>>>>

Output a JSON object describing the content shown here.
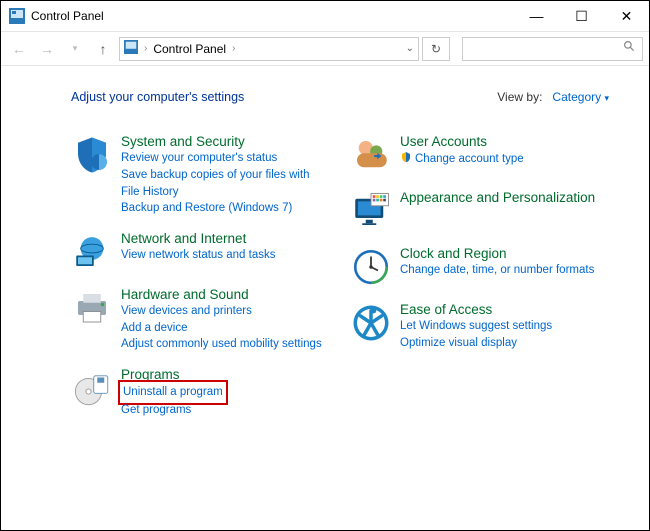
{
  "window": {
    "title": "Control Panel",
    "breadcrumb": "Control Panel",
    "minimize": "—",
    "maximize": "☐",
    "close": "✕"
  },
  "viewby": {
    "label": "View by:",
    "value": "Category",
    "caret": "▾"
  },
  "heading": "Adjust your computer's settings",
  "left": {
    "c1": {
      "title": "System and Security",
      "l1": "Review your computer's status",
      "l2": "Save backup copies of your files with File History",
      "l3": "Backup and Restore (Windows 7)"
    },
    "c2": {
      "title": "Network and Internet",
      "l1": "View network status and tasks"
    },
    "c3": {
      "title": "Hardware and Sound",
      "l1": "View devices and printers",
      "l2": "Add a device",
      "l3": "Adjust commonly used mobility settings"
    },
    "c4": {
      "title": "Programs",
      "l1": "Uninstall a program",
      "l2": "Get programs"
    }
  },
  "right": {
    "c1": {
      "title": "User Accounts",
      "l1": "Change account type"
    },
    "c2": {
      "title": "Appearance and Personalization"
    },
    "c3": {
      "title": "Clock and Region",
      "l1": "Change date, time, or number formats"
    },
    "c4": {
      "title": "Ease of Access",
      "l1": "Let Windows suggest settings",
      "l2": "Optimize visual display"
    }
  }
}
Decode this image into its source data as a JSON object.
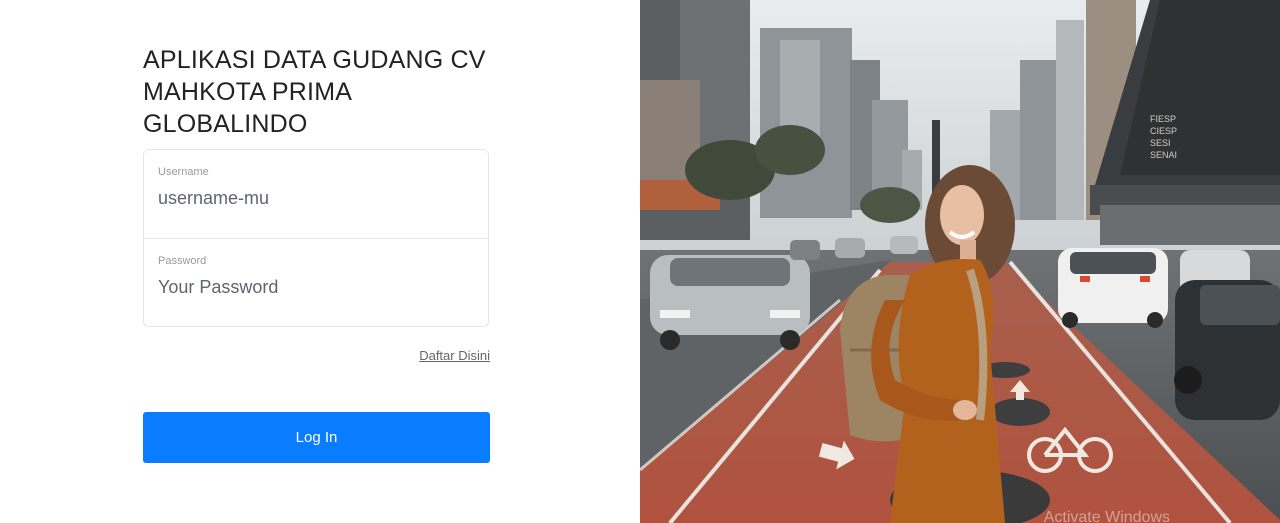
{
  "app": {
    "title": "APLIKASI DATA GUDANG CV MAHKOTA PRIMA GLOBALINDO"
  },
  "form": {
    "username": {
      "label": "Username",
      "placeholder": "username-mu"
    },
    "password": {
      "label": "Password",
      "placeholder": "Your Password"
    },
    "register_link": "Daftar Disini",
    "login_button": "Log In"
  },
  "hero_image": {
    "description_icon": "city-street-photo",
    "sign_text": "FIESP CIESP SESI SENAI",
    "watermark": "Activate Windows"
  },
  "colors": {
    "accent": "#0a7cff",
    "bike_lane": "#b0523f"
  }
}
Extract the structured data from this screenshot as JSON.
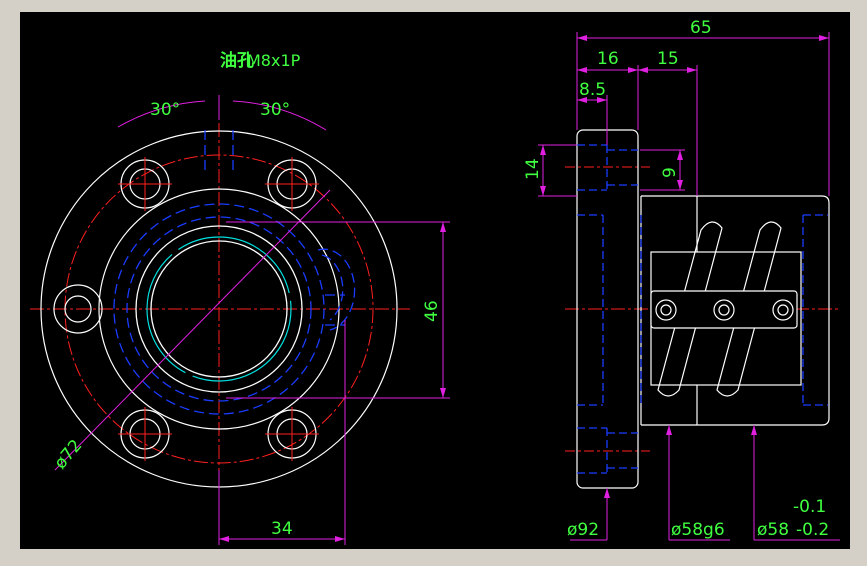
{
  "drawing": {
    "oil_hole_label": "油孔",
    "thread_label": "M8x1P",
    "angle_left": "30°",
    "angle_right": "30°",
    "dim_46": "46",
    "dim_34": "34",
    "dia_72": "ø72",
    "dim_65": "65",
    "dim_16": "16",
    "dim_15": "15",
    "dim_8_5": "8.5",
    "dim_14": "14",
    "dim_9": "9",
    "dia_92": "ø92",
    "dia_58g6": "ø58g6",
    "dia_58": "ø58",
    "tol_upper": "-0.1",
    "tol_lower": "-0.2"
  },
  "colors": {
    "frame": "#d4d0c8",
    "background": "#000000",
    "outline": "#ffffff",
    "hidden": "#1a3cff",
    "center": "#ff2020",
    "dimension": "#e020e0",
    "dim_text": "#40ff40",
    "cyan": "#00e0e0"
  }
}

<<<<
>>>>

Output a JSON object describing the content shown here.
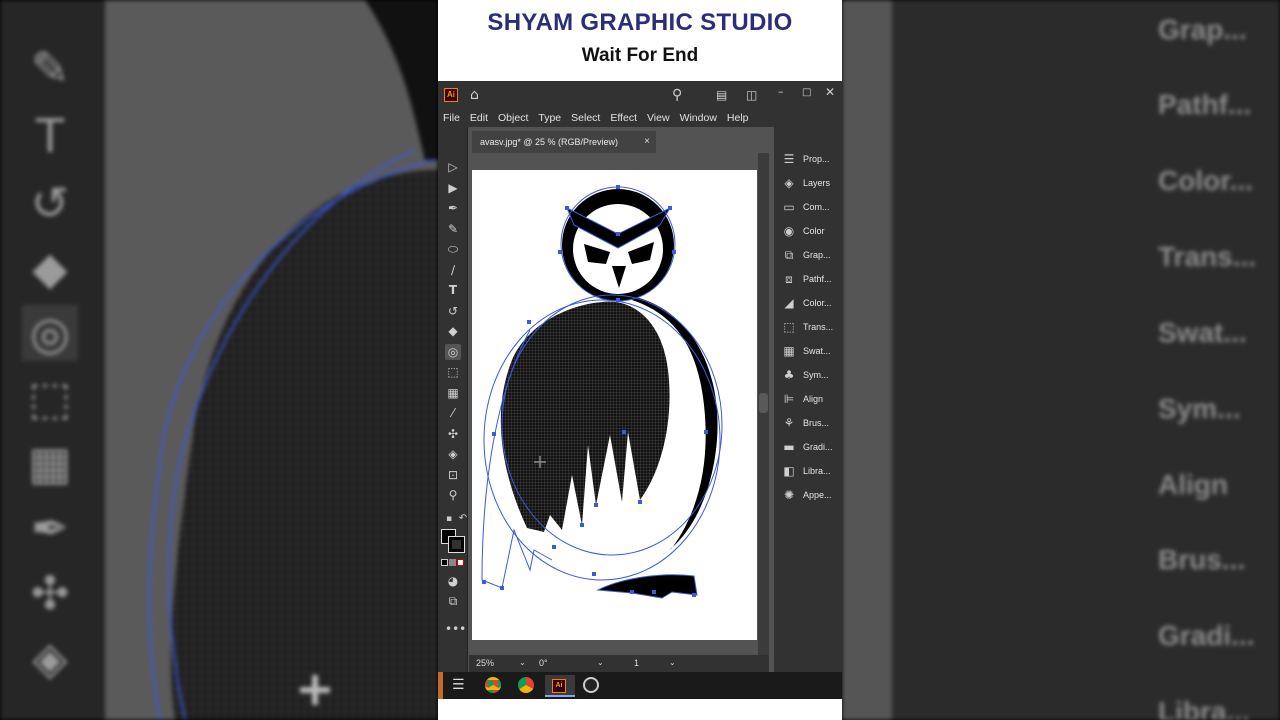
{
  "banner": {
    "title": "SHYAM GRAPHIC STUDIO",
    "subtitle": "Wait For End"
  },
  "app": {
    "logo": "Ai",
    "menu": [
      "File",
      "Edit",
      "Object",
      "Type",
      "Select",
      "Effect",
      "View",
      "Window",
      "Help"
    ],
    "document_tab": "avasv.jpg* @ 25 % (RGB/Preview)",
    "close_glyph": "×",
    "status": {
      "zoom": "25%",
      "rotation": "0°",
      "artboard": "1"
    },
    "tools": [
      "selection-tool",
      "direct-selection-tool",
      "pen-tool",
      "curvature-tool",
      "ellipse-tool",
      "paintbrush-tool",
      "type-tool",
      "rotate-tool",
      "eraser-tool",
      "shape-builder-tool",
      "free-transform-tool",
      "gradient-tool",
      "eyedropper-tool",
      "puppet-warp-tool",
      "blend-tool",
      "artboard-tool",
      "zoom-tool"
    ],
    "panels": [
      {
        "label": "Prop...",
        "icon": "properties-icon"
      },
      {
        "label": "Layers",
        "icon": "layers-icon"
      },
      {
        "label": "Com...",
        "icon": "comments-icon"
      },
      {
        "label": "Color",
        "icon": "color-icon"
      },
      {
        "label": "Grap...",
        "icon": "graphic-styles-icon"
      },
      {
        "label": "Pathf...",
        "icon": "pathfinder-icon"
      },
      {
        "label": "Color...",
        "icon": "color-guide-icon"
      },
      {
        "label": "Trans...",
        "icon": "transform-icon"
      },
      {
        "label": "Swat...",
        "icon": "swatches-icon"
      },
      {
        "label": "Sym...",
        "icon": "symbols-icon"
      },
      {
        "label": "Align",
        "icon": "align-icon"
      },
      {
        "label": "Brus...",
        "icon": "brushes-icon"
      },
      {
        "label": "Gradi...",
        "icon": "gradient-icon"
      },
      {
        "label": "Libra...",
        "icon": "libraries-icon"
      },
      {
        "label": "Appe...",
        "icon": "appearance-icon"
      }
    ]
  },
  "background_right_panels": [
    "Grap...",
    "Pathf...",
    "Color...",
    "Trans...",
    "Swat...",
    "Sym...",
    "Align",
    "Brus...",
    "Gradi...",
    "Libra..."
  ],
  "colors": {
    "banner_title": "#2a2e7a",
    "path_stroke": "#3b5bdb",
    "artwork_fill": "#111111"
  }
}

<<<<

• _EXERCISE INSTRUCTIONS_: Count the lines of the material that include the word "Windows", then state only the total.

• _EXERCISE OUTPUT_: 3